**EXERCISE PROMPT**:
Copy only the lines between the one containing "Decode this image" and the end of the records, both included, leaving out pictures.

[Dataset excerpts]
• • • •

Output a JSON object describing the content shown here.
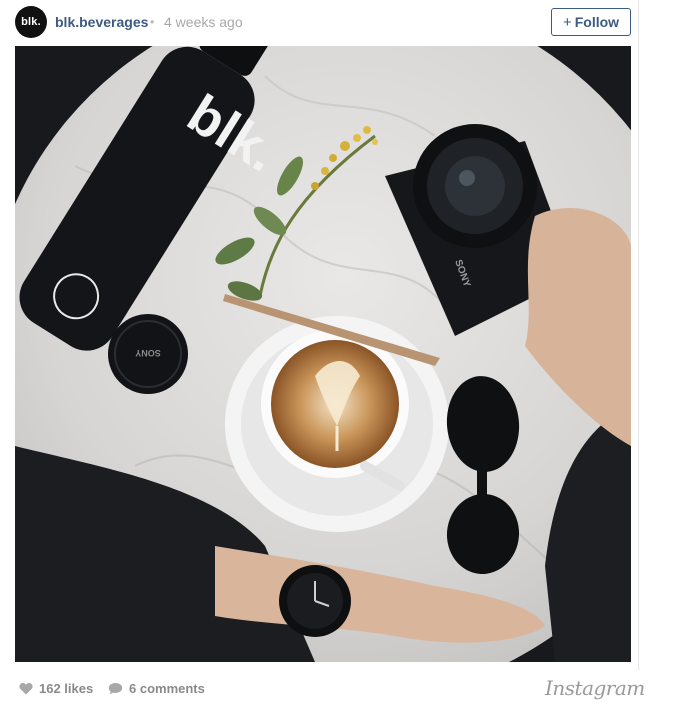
{
  "post": {
    "avatar_text": "blk.",
    "username": "blk.beverages",
    "separator": "•",
    "timestamp": "4 weeks ago",
    "follow_label": "Follow",
    "follow_icon": "plus-icon"
  },
  "photo": {
    "bottle_brand": "blk.",
    "camera_brand": "SONY",
    "lens_cap_brand": "SONY"
  },
  "footer": {
    "likes": "162 likes",
    "comments": "6 comments",
    "like_icon": "heart-icon",
    "comment_icon": "speech-bubble-icon",
    "brand": "Instagram"
  }
}
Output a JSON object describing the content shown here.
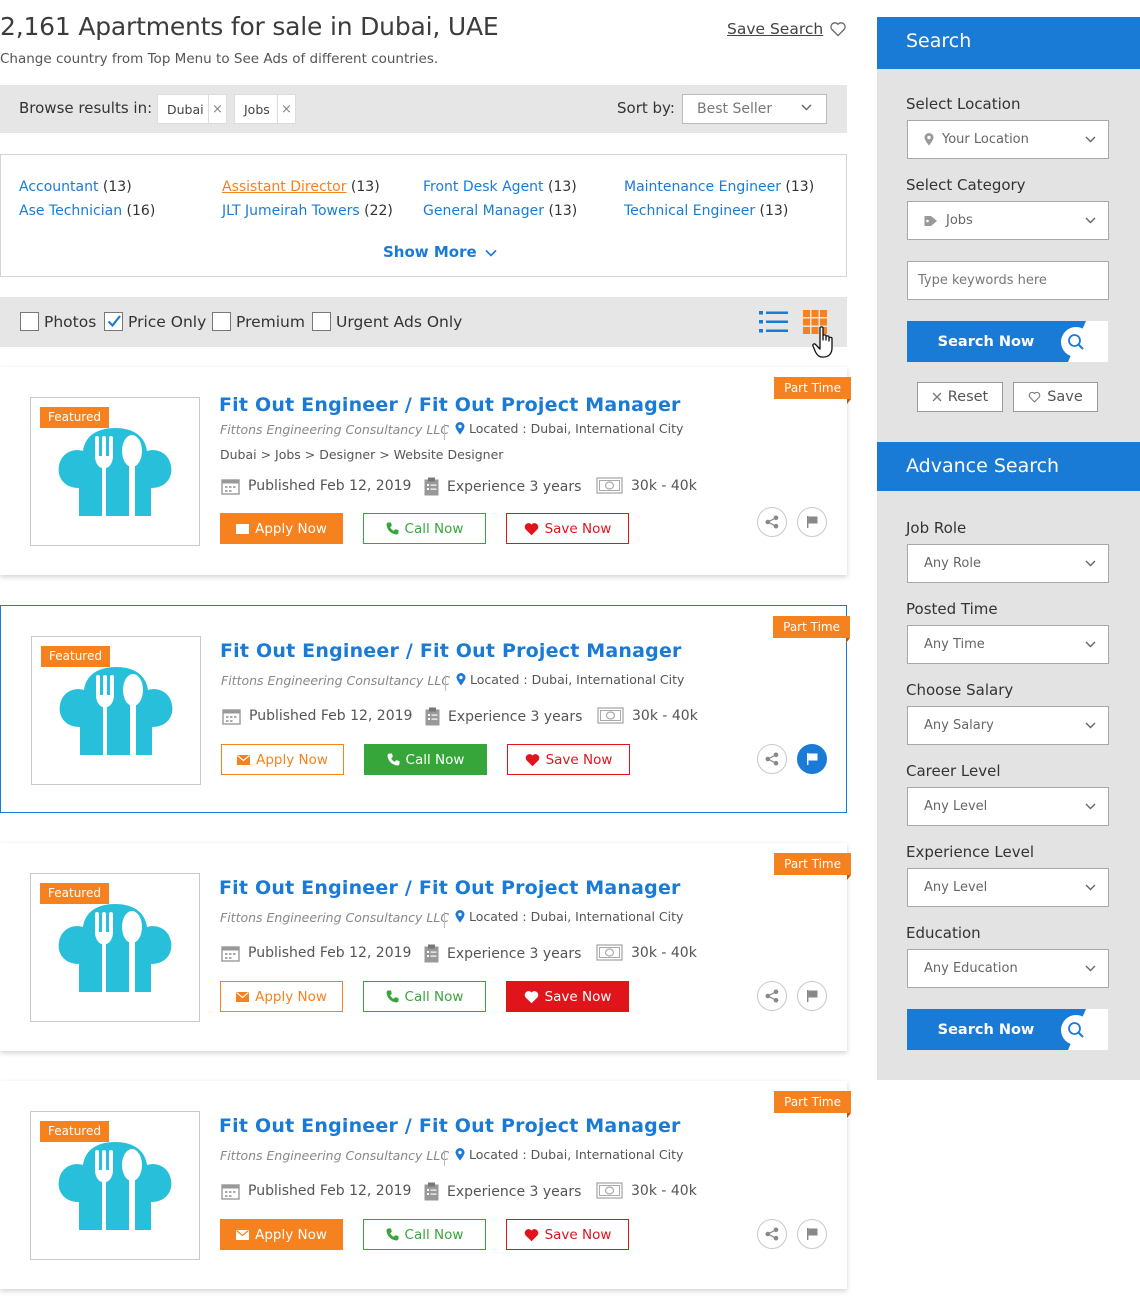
{
  "header": {
    "title": "2,161 Apartments for sale in Dubai, UAE",
    "subtitle": "Change country from Top Menu to See Ads of different countries.",
    "save_search": "Save Search"
  },
  "browse": {
    "label": "Browse results in:",
    "chips": [
      "Dubai",
      "Jobs"
    ],
    "chip_close": "×",
    "sort_label": "Sort by:",
    "sort_value": "Best Seller"
  },
  "categories": [
    {
      "name": "Accountant",
      "count": "(13)"
    },
    {
      "name": "Ase Technician",
      "count": "(16)"
    },
    {
      "name": "Assistant Director",
      "count": "(13)"
    },
    {
      "name": "JLT Jumeirah Towers",
      "count": "(22)"
    },
    {
      "name": "Front Desk Agent",
      "count": "(13)"
    },
    {
      "name": "General Manager",
      "count": "(13)"
    },
    {
      "name": "Maintenance Engineer",
      "count": "(13)"
    },
    {
      "name": "Technical Engineer",
      "count": "(13)"
    }
  ],
  "show_more": "Show More",
  "filters": [
    {
      "label": "Photos",
      "checked": false
    },
    {
      "label": "Price Only",
      "checked": true
    },
    {
      "label": "Premium",
      "checked": false
    },
    {
      "label": "Urgent Ads Only",
      "checked": false
    }
  ],
  "listings": [
    {
      "badge": "Featured",
      "type": "Part Time",
      "title": "Fit Out Engineer / Fit Out Project Manager",
      "company": "Fittons Engineering Consultancy LLC",
      "location": "Located : Dubai, International City",
      "breadcrumb": "Dubai > Jobs > Designer > Website Designer",
      "published": "Published Feb 12, 2019",
      "experience": "Experience 3 years",
      "salary": "30k - 40k",
      "apply": "Apply Now",
      "call": "Call Now",
      "save": "Save Now"
    },
    {
      "badge": "Featured",
      "type": "Part Time",
      "title": "Fit Out Engineer / Fit Out Project Manager",
      "company": "Fittons Engineering Consultancy LLC",
      "location": "Located : Dubai, International City",
      "published": "Published Feb 12, 2019",
      "experience": "Experience 3 years",
      "salary": "30k - 40k",
      "apply": "Apply Now",
      "call": "Call Now",
      "save": "Save Now"
    },
    {
      "badge": "Featured",
      "type": "Part Time",
      "title": "Fit Out Engineer / Fit Out Project Manager",
      "company": "Fittons Engineering Consultancy LLC",
      "location": "Located : Dubai, International City",
      "published": "Published Feb 12, 2019",
      "experience": "Experience 3 years",
      "salary": "30k - 40k",
      "apply": "Apply Now",
      "call": "Call Now",
      "save": "Save Now"
    },
    {
      "badge": "Featured",
      "type": "Part Time",
      "title": "Fit Out Engineer / Fit Out Project Manager",
      "company": "Fittons Engineering Consultancy LLC",
      "location": "Located : Dubai, International City",
      "published": "Published Feb 12, 2019",
      "experience": "Experience 3 years",
      "salary": "30k - 40k",
      "apply": "Apply Now",
      "call": "Call Now",
      "save": "Save Now"
    }
  ],
  "sidebar": {
    "search": {
      "heading": "Search",
      "location_label": "Select Location",
      "location_value": "Your Location",
      "category_label": "Select Category",
      "category_value": "Jobs",
      "keywords_placeholder": "Type keywords here",
      "search_button": "Search Now",
      "reset": "Reset",
      "save": "Save"
    },
    "advance": {
      "heading": "Advance Search",
      "fields": [
        {
          "label": "Job Role",
          "value": "Any Role"
        },
        {
          "label": "Posted Time",
          "value": "Any Time"
        },
        {
          "label": "Choose Salary",
          "value": "Any Salary"
        },
        {
          "label": "Career Level",
          "value": "Any Level"
        },
        {
          "label": "Experience Level",
          "value": "Any Level"
        },
        {
          "label": "Education",
          "value": "Any Education"
        }
      ],
      "search_button": "Search Now"
    }
  },
  "colors": {
    "accent_blue": "#1a7bd6",
    "orange": "#f5821f",
    "green": "#36a63a",
    "red": "#e0151b",
    "icon_teal": "#27bfd9"
  },
  "icons": [
    "heart-icon",
    "chevron-down-icon",
    "list-view-icon",
    "grid-view-icon",
    "hand-cursor-icon",
    "food-icon",
    "map-pin-icon",
    "calendar-icon",
    "clipboard-icon",
    "money-icon",
    "envelope-icon",
    "phone-icon",
    "share-icon",
    "flag-icon",
    "search-icon",
    "close-icon",
    "tag-icon"
  ]
}
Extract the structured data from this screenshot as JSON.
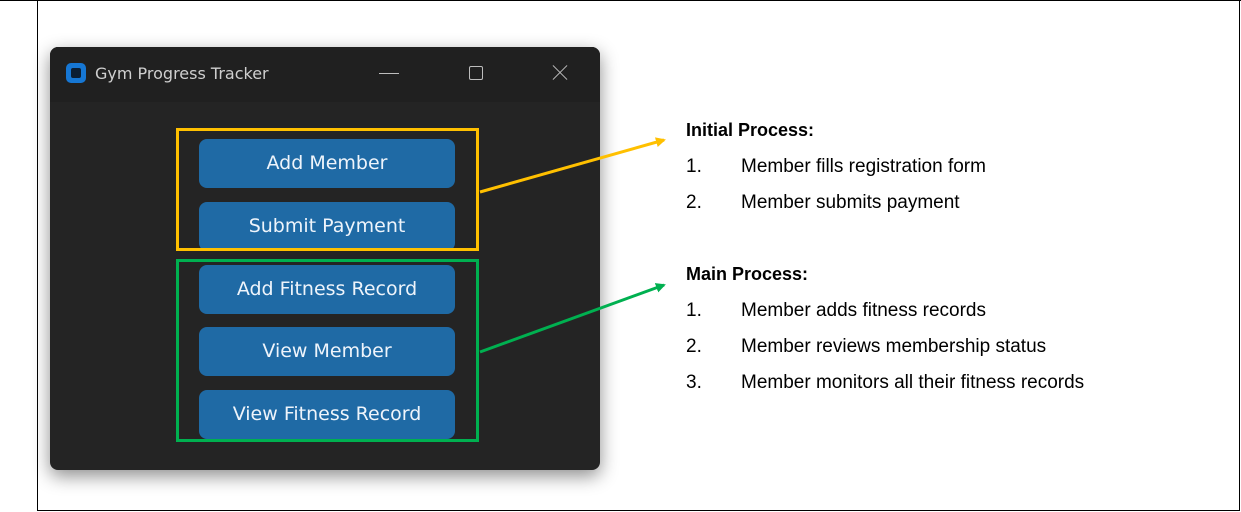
{
  "window": {
    "title": "Gym Progress Tracker"
  },
  "buttons": {
    "add_member": "Add Member",
    "submit_payment": "Submit Payment",
    "add_fitness_record": "Add Fitness Record",
    "view_member": "View Member",
    "view_fitness_record": "View Fitness Record"
  },
  "annotations": {
    "initial": {
      "heading": "Initial Process:",
      "items": [
        {
          "num": "1.",
          "text": "Member fills registration form"
        },
        {
          "num": "2.",
          "text": "Member submits payment"
        }
      ]
    },
    "main": {
      "heading": "Main Process:",
      "items": [
        {
          "num": "1.",
          "text": "Member adds fitness records"
        },
        {
          "num": "2.",
          "text": "Member reviews membership status"
        },
        {
          "num": "3.",
          "text": "Member monitors all their fitness records"
        }
      ]
    }
  },
  "colors": {
    "button": "#1f6aa5",
    "window_bg": "#242424",
    "initial_highlight": "#ffc000",
    "main_highlight": "#00b050"
  }
}
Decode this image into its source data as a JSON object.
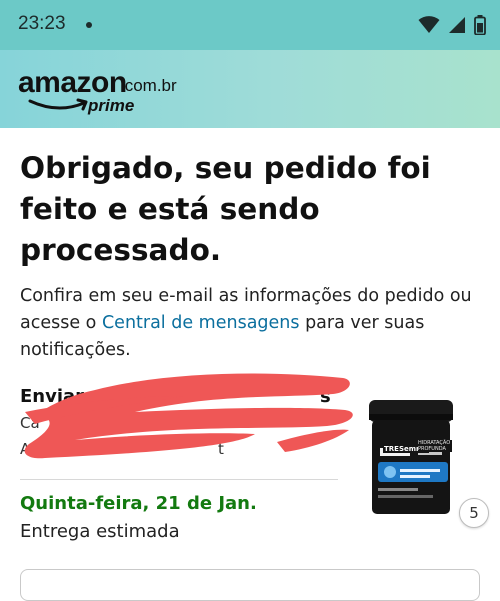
{
  "status_bar": {
    "time": "23:23",
    "icons": [
      "wifi-icon",
      "signal-icon",
      "battery-icon"
    ]
  },
  "header": {
    "logo_amazon": "amazon",
    "logo_domain": ".com.br",
    "logo_prime": "prime"
  },
  "confirmation": {
    "headline": "Obrigado, seu pedido foi feito e está sendo processado.",
    "info_prefix": "Confira em seu e-mail as informações do pedido ou acesse o ",
    "link_text": "Central de mensagens",
    "info_suffix": " para ver suas notificações."
  },
  "shipping": {
    "label": "Enviar p",
    "label_tail": "s",
    "line2": "Ca",
    "line3": "A",
    "line3_tail": "t"
  },
  "delivery": {
    "date": "Quinta-feira, 21 de Jan.",
    "label": "Entrega estimada"
  },
  "product": {
    "brand": "TRESemmé",
    "line": "HIDRATAÇÃO PROFUNDA",
    "quantity": "5"
  },
  "colors": {
    "status_bar": "#6cc9c7",
    "link": "#0b6f9e",
    "delivery_date": "#137a10",
    "redaction": "#ef5756"
  }
}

• • • •

**TASK OUTPUT**:
Decode this image into its source data as a JSON object.
{
  "status_bar": {
    "time": "23:23",
    "icons": [
      "wifi-icon",
      "signal-icon",
      "battery-icon"
    ]
  },
  "header": {
    "logo_amazon": "amazon",
    "logo_domain": ".com.br",
    "logo_prime": "prime"
  },
  "confirmation": {
    "headline": "Obrigado, seu pedido foi feito e está sendo processado.",
    "info_prefix": "Confira em seu e-mail as informações do pedido ou acesse o ",
    "link_text": "Central de mensagens",
    "info_suffix": " para ver suas notificações."
  },
  "shipping": {
    "label": "Enviar p",
    "label_tail": "s",
    "line2": "Ca",
    "line3": "A",
    "line3_tail": "t"
  },
  "delivery": {
    "date": "Quinta-feira, 21 de Jan.",
    "label": "Entrega estimada"
  },
  "product": {
    "brand": "TRESemmé",
    "line": "HIDRATAÇÃO PROFUNDA",
    "quantity": "5"
  },
  "colors": {
    "status_bar": "#6cc9c7",
    "link": "#0b6f9e",
    "delivery_date": "#137a10",
    "redaction": "#ef5756"
  }
}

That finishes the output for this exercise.